§ **DO THIS**:
Could you print all the entries exactly?
SUPPLIED MATERIAL start
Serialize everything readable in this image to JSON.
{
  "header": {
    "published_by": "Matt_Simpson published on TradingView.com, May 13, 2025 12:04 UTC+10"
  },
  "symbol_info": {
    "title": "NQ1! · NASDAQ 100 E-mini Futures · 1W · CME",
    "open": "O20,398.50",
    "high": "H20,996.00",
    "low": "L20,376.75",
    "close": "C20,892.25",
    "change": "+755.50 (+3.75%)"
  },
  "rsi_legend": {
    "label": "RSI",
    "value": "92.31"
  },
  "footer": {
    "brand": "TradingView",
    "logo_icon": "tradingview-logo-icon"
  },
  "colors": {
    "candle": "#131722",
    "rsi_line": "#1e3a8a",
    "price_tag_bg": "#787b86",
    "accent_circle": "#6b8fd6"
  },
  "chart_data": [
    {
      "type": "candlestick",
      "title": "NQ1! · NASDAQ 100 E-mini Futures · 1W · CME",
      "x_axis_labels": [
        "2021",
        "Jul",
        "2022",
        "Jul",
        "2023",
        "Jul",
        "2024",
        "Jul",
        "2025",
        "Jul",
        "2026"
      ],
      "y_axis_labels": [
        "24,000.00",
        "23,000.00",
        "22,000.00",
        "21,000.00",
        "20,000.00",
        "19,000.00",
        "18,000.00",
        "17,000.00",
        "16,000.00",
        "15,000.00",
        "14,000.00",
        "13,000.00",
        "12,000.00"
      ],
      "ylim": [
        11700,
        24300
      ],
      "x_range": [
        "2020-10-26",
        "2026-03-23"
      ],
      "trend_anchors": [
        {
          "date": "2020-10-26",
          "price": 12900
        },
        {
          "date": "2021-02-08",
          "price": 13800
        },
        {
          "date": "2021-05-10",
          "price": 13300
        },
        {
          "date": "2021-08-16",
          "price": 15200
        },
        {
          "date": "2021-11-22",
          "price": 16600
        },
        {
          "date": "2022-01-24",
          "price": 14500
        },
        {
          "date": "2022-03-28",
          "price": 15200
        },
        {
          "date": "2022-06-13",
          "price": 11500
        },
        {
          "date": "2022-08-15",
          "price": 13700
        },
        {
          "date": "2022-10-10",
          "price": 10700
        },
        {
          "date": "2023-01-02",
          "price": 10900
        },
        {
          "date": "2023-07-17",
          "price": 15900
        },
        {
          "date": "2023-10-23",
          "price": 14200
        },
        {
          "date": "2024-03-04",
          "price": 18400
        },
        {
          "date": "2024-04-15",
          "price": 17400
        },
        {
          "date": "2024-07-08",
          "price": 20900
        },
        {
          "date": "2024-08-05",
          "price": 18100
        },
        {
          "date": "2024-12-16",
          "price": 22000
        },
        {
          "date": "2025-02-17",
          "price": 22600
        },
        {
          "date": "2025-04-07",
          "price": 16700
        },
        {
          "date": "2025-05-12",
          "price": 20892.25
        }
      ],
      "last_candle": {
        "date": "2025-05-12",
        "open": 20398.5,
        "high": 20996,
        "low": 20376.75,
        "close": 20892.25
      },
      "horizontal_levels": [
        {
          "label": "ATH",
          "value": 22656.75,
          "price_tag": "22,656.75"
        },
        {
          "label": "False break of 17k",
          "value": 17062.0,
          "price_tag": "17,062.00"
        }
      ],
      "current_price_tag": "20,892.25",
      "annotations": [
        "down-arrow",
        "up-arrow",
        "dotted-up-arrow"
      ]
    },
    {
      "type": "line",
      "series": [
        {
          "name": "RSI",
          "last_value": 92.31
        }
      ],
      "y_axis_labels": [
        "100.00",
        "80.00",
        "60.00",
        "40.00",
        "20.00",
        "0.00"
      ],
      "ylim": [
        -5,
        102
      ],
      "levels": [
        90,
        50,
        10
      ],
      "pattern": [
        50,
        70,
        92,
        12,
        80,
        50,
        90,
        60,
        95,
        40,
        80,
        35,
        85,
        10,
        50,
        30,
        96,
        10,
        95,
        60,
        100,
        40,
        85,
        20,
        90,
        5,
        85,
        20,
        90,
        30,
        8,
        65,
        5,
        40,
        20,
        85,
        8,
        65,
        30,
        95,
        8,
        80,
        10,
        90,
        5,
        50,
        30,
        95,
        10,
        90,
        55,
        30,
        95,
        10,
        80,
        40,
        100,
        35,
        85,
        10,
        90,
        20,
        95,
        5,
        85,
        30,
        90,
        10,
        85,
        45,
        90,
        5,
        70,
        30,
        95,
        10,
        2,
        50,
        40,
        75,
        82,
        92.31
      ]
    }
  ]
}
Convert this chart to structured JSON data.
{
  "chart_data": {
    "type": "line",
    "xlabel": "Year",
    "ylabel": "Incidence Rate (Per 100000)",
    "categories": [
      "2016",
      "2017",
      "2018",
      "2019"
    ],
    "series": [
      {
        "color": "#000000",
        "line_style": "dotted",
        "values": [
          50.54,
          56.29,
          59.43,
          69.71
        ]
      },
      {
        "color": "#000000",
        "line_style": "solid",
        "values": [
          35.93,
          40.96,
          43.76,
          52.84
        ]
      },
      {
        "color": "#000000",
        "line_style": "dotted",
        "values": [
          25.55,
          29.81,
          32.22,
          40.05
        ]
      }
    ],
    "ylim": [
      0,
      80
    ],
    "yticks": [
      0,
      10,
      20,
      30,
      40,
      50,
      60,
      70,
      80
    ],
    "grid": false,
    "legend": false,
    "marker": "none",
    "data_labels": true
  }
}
SUPPLIED MATERIAL end
§ **FINAL ANSWER**:
Serialize everything readable in this image to JSON.
{
  "header": {
    "published_by": "Matt_Simpson published on TradingView.com, May 13, 2025 12:04 UTC+10"
  },
  "symbol_info": {
    "title": "NQ1! · NASDAQ 100 E-mini Futures · 1W · CME",
    "open": "O20,398.50",
    "high": "H20,996.00",
    "low": "L20,376.75",
    "close": "C20,892.25",
    "change": "+755.50 (+3.75%)"
  },
  "rsi_legend": {
    "label": "RSI",
    "value": "92.31"
  },
  "footer": {
    "brand": "TradingView",
    "logo_icon": "tradingview-logo-icon"
  },
  "colors": {
    "candle": "#131722",
    "rsi_line": "#1e3a8a",
    "price_tag_bg": "#787b86",
    "accent_circle": "#6b8fd6"
  },
  "chart_data": [
    {
      "type": "candlestick",
      "title": "NQ1! · NASDAQ 100 E-mini Futures · 1W · CME",
      "x_axis_labels": [
        "2021",
        "Jul",
        "2022",
        "Jul",
        "2023",
        "Jul",
        "2024",
        "Jul",
        "2025",
        "Jul",
        "2026"
      ],
      "y_axis_labels": [
        "24,000.00",
        "23,000.00",
        "22,000.00",
        "21,000.00",
        "20,000.00",
        "19,000.00",
        "18,000.00",
        "17,000.00",
        "16,000.00",
        "15,000.00",
        "14,000.00",
        "13,000.00",
        "12,000.00"
      ],
      "ylim": [
        11700,
        24300
      ],
      "x_range": [
        "2020-10-26",
        "2026-03-23"
      ],
      "trend_anchors": [
        {
          "date": "2020-10-26",
          "price": 12900
        },
        {
          "date": "2021-02-08",
          "price": 13800
        },
        {
          "date": "2021-05-10",
          "price": 13300
        },
        {
          "date": "2021-08-16",
          "price": 15200
        },
        {
          "date": "2021-11-22",
          "price": 16600
        },
        {
          "date": "2022-01-24",
          "price": 14500
        },
        {
          "date": "2022-03-28",
          "price": 15200
        },
        {
          "date": "2022-06-13",
          "price": 11500
        },
        {
          "date": "2022-08-15",
          "price": 13700
        },
        {
          "date": "2022-10-10",
          "price": 10700
        },
        {
          "date": "2023-01-02",
          "price": 10900
        },
        {
          "date": "2023-07-17",
          "price": 15900
        },
        {
          "date": "2023-10-23",
          "price": 14200
        },
        {
          "date": "2024-03-04",
          "price": 18400
        },
        {
          "date": "2024-04-15",
          "price": 17400
        },
        {
          "date": "2024-07-08",
          "price": 20900
        },
        {
          "date": "2024-08-05",
          "price": 18100
        },
        {
          "date": "2024-12-16",
          "price": 22000
        },
        {
          "date": "2025-02-17",
          "price": 22600
        },
        {
          "date": "2025-04-07",
          "price": 16700
        },
        {
          "date": "2025-05-12",
          "price": 20892.25
        }
      ],
      "last_candle": {
        "date": "2025-05-12",
        "open": 20398.5,
        "high": 20996,
        "low": 20376.75,
        "close": 20892.25
      },
      "horizontal_levels": [
        {
          "label": "ATH",
          "value": 22656.75,
          "price_tag": "22,656.75"
        },
        {
          "label": "False break of 17k",
          "value": 17062.0,
          "price_tag": "17,062.00"
        }
      ],
      "current_price_tag": "20,892.25",
      "annotations": [
        "down-arrow",
        "up-arrow",
        "dotted-up-arrow"
      ]
    },
    {
      "type": "line",
      "series": [
        {
          "name": "RSI",
          "last_value": 92.31
        }
      ],
      "y_axis_labels": [
        "100.00",
        "80.00",
        "60.00",
        "40.00",
        "20.00",
        "0.00"
      ],
      "ylim": [
        -5,
        102
      ],
      "levels": [
        90,
        50,
        10
      ],
      "pattern": [
        50,
        70,
        92,
        12,
        80,
        50,
        90,
        60,
        95,
        40,
        80,
        35,
        85,
        10,
        50,
        30,
        96,
        10,
        95,
        60,
        100,
        40,
        85,
        20,
        90,
        5,
        85,
        20,
        90,
        30,
        8,
        65,
        5,
        40,
        20,
        85,
        8,
        65,
        30,
        95,
        8,
        80,
        10,
        90,
        5,
        50,
        30,
        95,
        10,
        90,
        55,
        30,
        95,
        10,
        80,
        40,
        100,
        35,
        85,
        10,
        90,
        20,
        95,
        5,
        85,
        30,
        90,
        10,
        85,
        45,
        90,
        5,
        70,
        30,
        95,
        10,
        2,
        50,
        40,
        75,
        82,
        92.31
      ]
    }
  ]
}
Convert this chart to structured JSON data.
{
  "chart_data": {
    "type": "line",
    "xlabel": "Year",
    "ylabel": "Incidence Rate (Per 100000)",
    "categories": [
      "2016",
      "2017",
      "2018",
      "2019"
    ],
    "series": [
      {
        "color": "#000000",
        "line_style": "dotted",
        "values": [
          50.54,
          56.29,
          59.43,
          69.71
        ]
      },
      {
        "color": "#000000",
        "line_style": "solid",
        "values": [
          35.93,
          40.96,
          43.76,
          52.84
        ]
      },
      {
        "color": "#000000",
        "line_style": "dotted",
        "values": [
          25.55,
          29.81,
          32.22,
          40.05
        ]
      }
    ],
    "ylim": [
      0,
      80
    ],
    "yticks": [
      0,
      10,
      20,
      30,
      40,
      50,
      60,
      70,
      80
    ],
    "grid": false,
    "legend": false,
    "marker": "none",
    "data_labels": true
  }
}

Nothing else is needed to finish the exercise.